## What is expected:
Take the entries below and reproduce them word for word.

[Dataset items]

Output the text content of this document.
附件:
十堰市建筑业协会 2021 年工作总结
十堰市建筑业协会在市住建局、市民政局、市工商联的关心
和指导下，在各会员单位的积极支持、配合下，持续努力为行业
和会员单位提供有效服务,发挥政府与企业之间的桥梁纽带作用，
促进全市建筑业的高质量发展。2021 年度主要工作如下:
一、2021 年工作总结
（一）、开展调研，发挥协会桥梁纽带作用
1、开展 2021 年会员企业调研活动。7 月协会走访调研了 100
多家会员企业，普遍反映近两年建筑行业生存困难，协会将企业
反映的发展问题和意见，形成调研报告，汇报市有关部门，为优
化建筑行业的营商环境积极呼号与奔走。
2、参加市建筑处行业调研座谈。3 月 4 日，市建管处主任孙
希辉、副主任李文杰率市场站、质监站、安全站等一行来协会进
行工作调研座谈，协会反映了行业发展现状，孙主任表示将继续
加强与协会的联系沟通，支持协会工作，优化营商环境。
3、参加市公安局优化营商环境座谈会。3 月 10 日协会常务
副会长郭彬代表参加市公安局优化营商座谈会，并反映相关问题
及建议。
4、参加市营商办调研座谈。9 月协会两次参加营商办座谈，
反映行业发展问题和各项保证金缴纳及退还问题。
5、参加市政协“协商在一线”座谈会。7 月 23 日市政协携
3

## Result:
Output the text content of this document.
附件:
十堰市建筑业协会 2021 年工作总结
十堰市建筑业协会在市住建局、市民政局、市工商联的关心
和指导下，在各会员单位的积极支持、配合下，持续努力为行业
和会员单位提供有效服务,发挥政府与企业之间的桥梁纽带作用，
促进全市建筑业的高质量发展。2021 年度主要工作如下:
一、2021 年工作总结
（一）、开展调研，发挥协会桥梁纽带作用
1、开展 2021 年会员企业调研活动。7 月协会走访调研了 100
多家会员企业，普遍反映近两年建筑行业生存困难，协会将企业
反映的发展问题和意见，形成调研报告，汇报市有关部门，为优
化建筑行业的营商环境积极呼号与奔走。
2、参加市建筑处行业调研座谈。3 月 4 日，市建管处主任孙
希辉、副主任李文杰率市场站、质监站、安全站等一行来协会进
行工作调研座谈，协会反映了行业发展现状，孙主任表示将继续
加强与协会的联系沟通，支持协会工作，优化营商环境。
3、参加市公安局优化营商环境座谈会。3 月 10 日协会常务
副会长郭彬代表参加市公安局优化营商座谈会，并反映相关问题
及建议。
4、参加市营商办调研座谈。9 月协会两次参加营商办座谈，
反映行业发展问题和各项保证金缴纳及退还问题。
5、参加市政协“协商在一线”座谈会。7 月 23 日市政协携
3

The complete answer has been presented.